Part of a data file
[START]

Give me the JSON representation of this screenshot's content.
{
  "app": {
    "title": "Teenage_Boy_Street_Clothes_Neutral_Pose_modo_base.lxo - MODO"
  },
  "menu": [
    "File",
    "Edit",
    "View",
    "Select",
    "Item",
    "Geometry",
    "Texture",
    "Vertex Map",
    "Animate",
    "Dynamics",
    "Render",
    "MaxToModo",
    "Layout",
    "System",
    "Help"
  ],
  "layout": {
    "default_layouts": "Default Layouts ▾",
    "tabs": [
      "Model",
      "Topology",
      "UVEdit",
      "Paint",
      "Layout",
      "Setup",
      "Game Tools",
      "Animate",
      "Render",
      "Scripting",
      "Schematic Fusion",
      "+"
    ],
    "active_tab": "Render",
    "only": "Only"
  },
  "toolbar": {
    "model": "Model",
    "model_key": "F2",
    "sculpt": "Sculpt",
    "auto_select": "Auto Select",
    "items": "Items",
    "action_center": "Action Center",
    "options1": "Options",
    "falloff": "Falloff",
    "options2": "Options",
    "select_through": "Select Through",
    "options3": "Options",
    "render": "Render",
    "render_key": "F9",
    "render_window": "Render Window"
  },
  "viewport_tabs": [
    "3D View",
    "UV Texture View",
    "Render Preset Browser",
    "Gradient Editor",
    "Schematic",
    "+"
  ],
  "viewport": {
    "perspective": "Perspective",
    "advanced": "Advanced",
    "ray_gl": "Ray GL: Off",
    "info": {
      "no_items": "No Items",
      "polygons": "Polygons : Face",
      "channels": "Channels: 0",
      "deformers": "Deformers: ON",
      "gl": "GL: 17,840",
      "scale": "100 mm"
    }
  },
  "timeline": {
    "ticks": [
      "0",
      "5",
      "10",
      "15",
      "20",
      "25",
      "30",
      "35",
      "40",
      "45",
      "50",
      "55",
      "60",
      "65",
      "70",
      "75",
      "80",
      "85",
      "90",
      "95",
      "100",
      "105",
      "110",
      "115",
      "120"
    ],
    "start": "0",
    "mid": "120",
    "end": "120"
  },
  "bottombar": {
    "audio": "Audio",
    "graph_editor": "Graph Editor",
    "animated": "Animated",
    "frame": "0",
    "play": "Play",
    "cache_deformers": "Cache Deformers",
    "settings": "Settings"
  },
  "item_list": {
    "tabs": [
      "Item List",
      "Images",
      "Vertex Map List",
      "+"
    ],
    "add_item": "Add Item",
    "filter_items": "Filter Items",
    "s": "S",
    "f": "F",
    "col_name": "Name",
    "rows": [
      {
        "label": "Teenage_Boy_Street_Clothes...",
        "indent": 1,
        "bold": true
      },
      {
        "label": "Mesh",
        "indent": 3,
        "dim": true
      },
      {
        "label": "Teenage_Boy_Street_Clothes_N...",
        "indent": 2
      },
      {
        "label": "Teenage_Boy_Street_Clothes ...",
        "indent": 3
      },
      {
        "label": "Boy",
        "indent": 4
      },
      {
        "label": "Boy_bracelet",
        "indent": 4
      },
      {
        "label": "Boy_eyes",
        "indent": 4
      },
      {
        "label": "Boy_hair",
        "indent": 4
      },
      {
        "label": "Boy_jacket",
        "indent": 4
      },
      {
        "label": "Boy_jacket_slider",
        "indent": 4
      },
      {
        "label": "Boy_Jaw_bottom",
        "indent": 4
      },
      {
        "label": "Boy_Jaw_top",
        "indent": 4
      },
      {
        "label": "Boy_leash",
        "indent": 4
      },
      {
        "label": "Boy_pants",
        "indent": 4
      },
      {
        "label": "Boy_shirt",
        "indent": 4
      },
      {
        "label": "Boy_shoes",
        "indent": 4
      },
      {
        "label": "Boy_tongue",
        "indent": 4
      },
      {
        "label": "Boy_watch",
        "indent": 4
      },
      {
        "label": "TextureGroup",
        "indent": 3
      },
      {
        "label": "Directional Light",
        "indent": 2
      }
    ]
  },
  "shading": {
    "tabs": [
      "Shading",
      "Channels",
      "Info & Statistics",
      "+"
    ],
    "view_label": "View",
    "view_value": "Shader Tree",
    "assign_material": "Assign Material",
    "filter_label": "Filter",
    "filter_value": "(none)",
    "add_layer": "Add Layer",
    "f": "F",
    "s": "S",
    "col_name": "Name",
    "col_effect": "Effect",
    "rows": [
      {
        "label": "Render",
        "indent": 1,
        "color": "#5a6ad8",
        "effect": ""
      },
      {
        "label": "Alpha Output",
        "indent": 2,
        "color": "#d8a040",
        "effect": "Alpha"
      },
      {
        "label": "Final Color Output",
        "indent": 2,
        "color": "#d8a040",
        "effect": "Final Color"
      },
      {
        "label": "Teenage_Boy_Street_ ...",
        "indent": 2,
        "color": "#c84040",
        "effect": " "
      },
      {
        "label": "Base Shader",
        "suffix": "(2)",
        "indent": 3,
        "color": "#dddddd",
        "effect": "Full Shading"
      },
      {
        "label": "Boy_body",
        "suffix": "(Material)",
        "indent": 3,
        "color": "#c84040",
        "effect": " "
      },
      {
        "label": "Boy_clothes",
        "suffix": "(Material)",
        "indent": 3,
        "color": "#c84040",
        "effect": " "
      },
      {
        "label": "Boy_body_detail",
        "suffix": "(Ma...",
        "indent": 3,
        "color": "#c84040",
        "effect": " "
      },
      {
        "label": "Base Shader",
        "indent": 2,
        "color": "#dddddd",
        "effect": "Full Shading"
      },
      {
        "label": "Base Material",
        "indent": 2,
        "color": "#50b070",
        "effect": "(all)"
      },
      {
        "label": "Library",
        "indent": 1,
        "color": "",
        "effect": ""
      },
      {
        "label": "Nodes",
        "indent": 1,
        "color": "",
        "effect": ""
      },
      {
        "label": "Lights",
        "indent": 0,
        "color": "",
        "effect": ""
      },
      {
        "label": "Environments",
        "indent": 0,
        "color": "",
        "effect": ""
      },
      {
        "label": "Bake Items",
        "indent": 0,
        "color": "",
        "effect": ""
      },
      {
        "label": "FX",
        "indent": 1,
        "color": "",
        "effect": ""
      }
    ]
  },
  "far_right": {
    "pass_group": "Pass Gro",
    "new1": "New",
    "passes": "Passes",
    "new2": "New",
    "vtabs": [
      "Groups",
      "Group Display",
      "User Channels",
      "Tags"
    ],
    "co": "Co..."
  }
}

[END]
[START]

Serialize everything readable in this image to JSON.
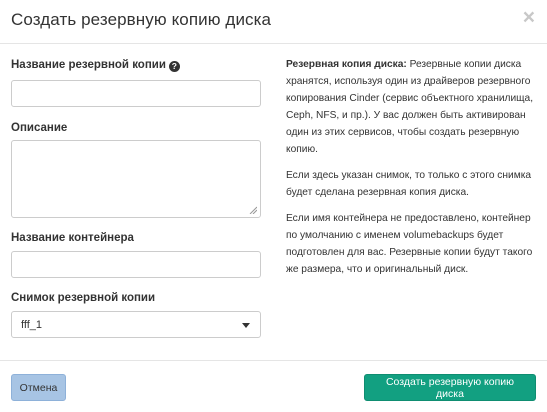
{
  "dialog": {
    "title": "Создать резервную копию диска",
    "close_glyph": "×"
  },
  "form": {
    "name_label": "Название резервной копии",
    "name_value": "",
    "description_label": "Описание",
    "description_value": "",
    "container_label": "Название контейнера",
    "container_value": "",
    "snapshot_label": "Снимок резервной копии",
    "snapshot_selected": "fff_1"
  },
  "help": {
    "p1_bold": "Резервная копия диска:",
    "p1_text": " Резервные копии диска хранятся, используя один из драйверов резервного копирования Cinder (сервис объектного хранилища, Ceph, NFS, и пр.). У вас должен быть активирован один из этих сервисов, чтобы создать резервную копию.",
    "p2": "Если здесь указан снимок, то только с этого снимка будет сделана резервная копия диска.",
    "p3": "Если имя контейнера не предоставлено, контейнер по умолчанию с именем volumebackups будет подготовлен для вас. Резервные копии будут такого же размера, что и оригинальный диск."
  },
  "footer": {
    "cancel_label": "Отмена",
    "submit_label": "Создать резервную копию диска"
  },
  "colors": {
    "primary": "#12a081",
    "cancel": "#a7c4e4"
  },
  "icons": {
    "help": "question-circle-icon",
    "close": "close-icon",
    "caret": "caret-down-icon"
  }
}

[END]

• What to work on
Copy all lines of the listing above that contain the string "JSON".

• Task response
Give me the JSON representation of this screenshot's content.
Serialize everything readable in this image to JSON.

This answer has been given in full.